* The request *
Your answer should be a single number: the count of lines that hold the word "color".

Start Provided data

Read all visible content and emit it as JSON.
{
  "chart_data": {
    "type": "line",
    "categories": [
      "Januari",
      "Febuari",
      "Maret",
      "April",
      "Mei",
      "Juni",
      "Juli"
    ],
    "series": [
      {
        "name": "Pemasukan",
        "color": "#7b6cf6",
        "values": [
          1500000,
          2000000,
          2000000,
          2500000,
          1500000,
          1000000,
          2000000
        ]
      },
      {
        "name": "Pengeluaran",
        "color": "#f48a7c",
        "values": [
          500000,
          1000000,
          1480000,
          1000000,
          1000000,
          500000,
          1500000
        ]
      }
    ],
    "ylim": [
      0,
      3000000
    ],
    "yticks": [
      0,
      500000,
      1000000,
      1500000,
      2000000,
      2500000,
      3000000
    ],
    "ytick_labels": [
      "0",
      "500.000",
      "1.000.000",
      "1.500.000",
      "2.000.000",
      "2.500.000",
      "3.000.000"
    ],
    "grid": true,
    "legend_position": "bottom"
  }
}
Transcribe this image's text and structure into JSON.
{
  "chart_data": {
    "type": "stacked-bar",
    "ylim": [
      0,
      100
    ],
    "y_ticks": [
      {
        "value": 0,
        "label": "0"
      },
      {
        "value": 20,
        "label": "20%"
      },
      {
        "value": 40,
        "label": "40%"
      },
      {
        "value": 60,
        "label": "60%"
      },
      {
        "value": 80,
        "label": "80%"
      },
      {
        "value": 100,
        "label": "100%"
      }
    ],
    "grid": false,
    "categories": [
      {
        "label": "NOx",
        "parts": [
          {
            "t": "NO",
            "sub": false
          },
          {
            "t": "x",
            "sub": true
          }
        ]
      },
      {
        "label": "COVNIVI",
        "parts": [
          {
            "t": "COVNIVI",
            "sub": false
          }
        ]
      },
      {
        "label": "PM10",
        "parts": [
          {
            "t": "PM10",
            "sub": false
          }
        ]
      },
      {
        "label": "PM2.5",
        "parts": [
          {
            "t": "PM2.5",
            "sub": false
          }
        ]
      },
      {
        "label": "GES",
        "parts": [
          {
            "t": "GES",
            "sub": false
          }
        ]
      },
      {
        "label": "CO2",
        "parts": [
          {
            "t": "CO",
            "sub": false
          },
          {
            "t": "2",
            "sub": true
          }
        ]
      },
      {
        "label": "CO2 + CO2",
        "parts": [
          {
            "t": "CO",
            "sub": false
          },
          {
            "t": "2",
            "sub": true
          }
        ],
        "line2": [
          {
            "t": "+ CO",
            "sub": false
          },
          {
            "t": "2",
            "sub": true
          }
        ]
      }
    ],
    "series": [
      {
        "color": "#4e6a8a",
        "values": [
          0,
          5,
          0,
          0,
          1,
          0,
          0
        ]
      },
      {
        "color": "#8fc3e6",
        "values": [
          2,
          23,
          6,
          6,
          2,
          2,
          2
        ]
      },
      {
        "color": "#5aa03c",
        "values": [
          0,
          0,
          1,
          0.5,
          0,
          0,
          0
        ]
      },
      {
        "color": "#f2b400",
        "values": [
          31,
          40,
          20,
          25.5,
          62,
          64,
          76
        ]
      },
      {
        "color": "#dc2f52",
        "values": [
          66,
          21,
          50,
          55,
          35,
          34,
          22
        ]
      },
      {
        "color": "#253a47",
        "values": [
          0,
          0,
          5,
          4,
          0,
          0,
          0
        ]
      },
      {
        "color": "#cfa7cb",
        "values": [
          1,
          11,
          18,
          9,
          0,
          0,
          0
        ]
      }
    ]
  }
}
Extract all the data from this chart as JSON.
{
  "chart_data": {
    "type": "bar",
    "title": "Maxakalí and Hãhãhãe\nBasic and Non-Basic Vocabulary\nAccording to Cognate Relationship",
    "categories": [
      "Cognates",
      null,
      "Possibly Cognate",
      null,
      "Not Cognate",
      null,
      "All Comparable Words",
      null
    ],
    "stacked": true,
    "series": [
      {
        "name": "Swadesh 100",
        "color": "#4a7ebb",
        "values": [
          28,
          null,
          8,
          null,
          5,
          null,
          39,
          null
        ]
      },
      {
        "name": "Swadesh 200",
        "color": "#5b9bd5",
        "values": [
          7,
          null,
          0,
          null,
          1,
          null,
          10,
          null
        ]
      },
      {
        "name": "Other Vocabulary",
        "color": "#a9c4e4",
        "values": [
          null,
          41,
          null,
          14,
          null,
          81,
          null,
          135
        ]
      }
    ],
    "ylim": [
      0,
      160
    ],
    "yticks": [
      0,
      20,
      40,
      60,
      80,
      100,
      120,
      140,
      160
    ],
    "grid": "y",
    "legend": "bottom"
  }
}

End Provided data

* Answer to this task *
12